§ **Written problem**:
Gather all lines from the material that contain the word "microswitch".

*** Provided entries

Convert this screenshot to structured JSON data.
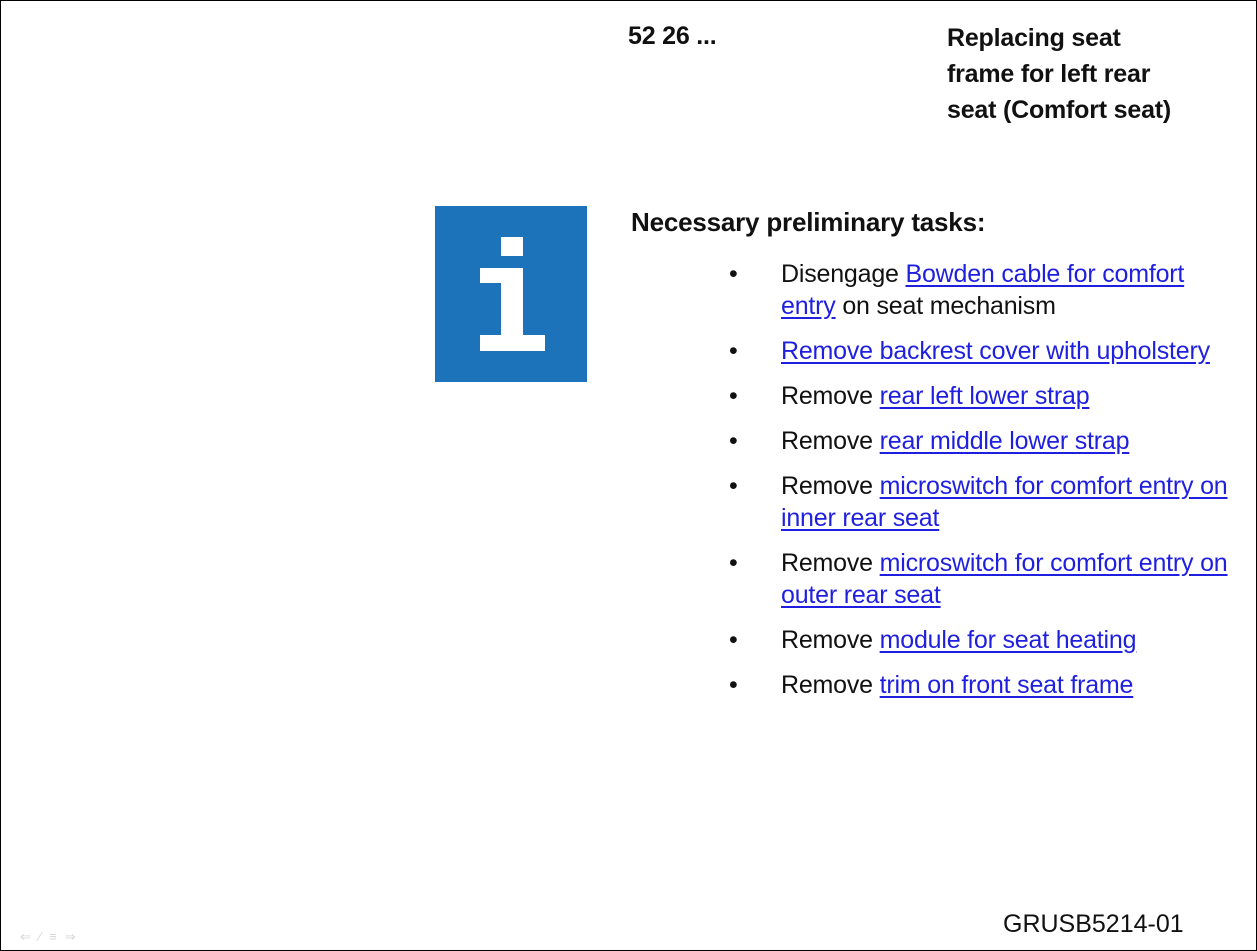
{
  "header": {
    "code": "52 26 ...",
    "title_lines": [
      "Replacing seat",
      "frame for left rear",
      "seat (Comfort seat)"
    ]
  },
  "section": {
    "heading": "Necessary preliminary tasks:",
    "info_icon": "info-icon",
    "bullet": "•",
    "tasks": [
      {
        "prefix": "Disengage ",
        "link": "Bowden cable for comfort entry",
        "suffix": " on seat mechanism"
      },
      {
        "prefix": "",
        "link": "Remove backrest cover with upholstery",
        "suffix": ""
      },
      {
        "prefix": "Remove ",
        "link": "rear left lower strap",
        "suffix": ""
      },
      {
        "prefix": "Remove ",
        "link": "rear middle lower strap",
        "suffix": ""
      },
      {
        "prefix": "Remove ",
        "link": "microswitch for comfort entry on inner rear seat",
        "suffix": ""
      },
      {
        "prefix": "Remove ",
        "link": "microswitch for comfort entry on outer rear seat",
        "suffix": ""
      },
      {
        "prefix": "Remove ",
        "link": "module for seat heating",
        "suffix": ""
      },
      {
        "prefix": "Remove ",
        "link": "trim on front seat frame",
        "suffix": ""
      }
    ]
  },
  "footer": {
    "doc_id": "GRUSB5214-01"
  },
  "nav": {
    "icons": [
      "arrow-left-icon",
      "pen-icon",
      "menu-icon",
      "arrow-right-icon"
    ],
    "glyphs": [
      "⇐",
      "⁄",
      "≡",
      "⇒"
    ]
  },
  "colors": {
    "info_blue": "#1c73b9",
    "link_blue": "#1f1fe0"
  }
}
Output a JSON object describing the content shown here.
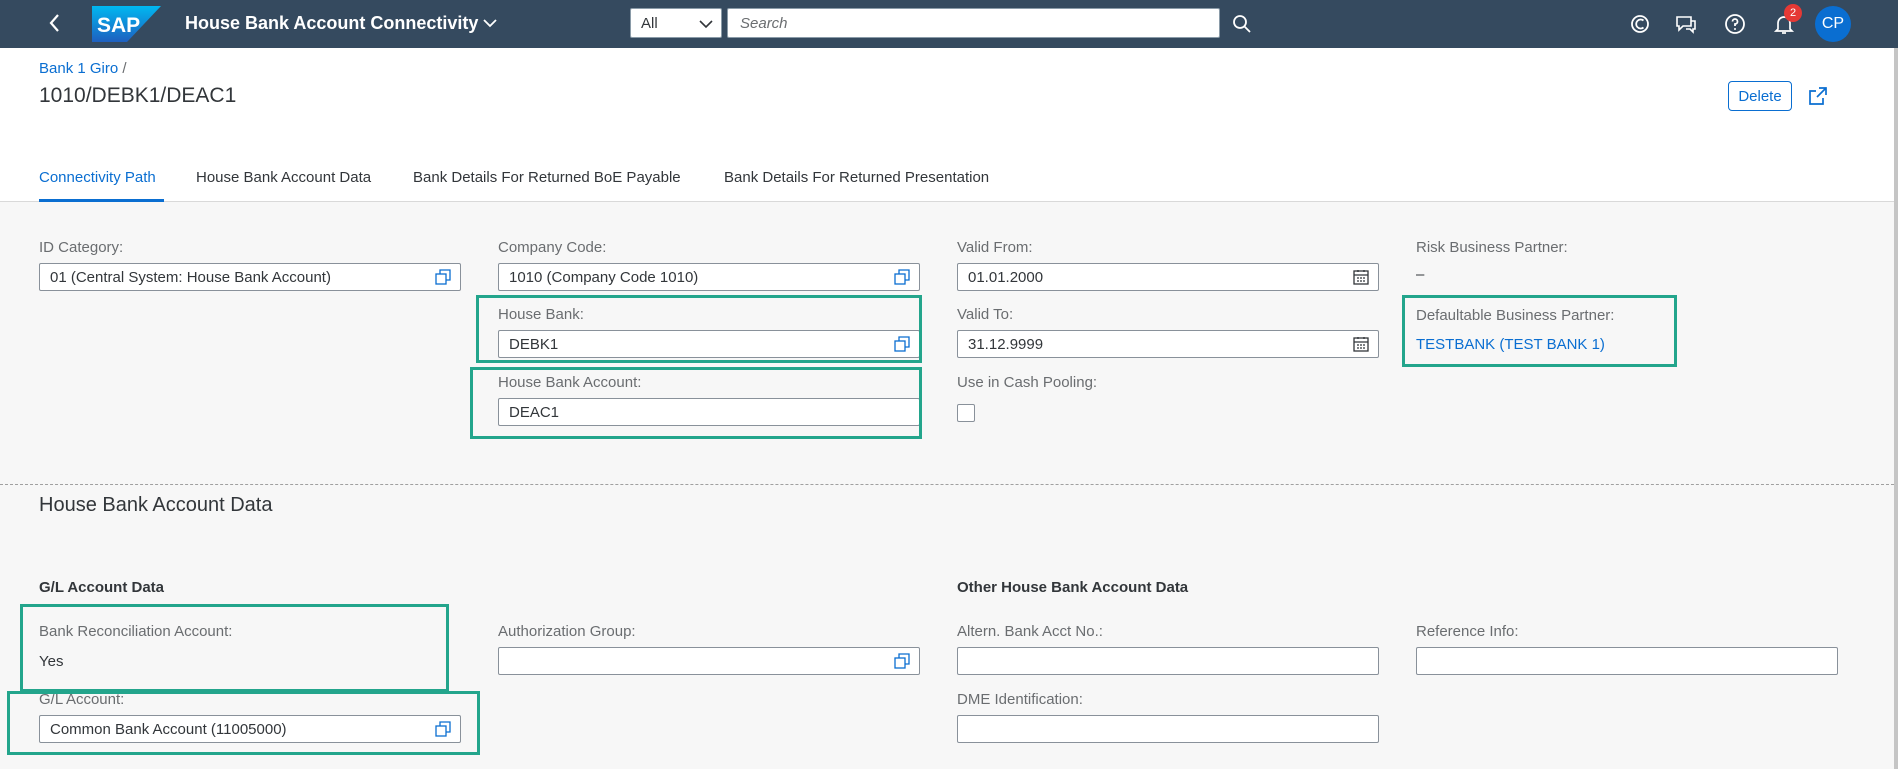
{
  "shell": {
    "title": "House Bank Account Connectivity",
    "logo_text": "SAP",
    "search_scope": "All",
    "search_placeholder": "Search",
    "notification_count": "2",
    "avatar_initials": "CP"
  },
  "header": {
    "breadcrumb_link": "Bank 1 Giro",
    "breadcrumb_sep": "/",
    "object_title": "1010/DEBK1/DEAC1",
    "delete_label": "Delete",
    "tabs": [
      {
        "label": "Connectivity Path",
        "active": true
      },
      {
        "label": "House Bank Account Data",
        "active": false
      },
      {
        "label": "Bank Details For Returned BoE Payable",
        "active": false
      },
      {
        "label": "Bank Details For Returned Presentation",
        "active": false
      }
    ]
  },
  "connectivity": {
    "id_category_label": "ID Category:",
    "id_category_value": "01 (Central System: House Bank Account)",
    "company_code_label": "Company Code:",
    "company_code_value": "1010 (Company Code 1010)",
    "house_bank_label": "House Bank:",
    "house_bank_value": "DEBK1",
    "house_bank_account_label": "House Bank Account:",
    "house_bank_account_value": "DEAC1",
    "valid_from_label": "Valid From:",
    "valid_from_value": "01.01.2000",
    "valid_to_label": "Valid To:",
    "valid_to_value": "31.12.9999",
    "cash_pooling_label": "Use in Cash Pooling:",
    "cash_pooling_checked": false,
    "risk_bp_label": "Risk Business Partner:",
    "risk_bp_value": "–",
    "defaultable_bp_label": "Defaultable Business Partner:",
    "defaultable_bp_value": "TESTBANK (TEST BANK 1)"
  },
  "account_data": {
    "section_title": "House Bank Account Data",
    "gl_group_title": "G/L Account Data",
    "bank_recon_label": "Bank Reconciliation Account:",
    "bank_recon_value": "Yes",
    "gl_account_label": "G/L Account:",
    "gl_account_value": "Common Bank Account (11005000)",
    "auth_group_label": "Authorization Group:",
    "auth_group_value": "",
    "other_group_title": "Other House Bank Account Data",
    "altern_acct_label": "Altern. Bank Acct No.:",
    "altern_acct_value": "",
    "reference_label": "Reference Info:",
    "reference_value": "",
    "dme_label": "DME Identification:",
    "dme_value": ""
  },
  "colors": {
    "shell_bg": "#354a5f",
    "accent": "#0a6ed1",
    "highlight": "#23a58c",
    "badge": "#e53935"
  }
}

******

§ **Finished exercise**:
        "link": "microswitch for comfort entry on inner rear seat",
        "link": "microswitch for comfort entry on outer rear seat",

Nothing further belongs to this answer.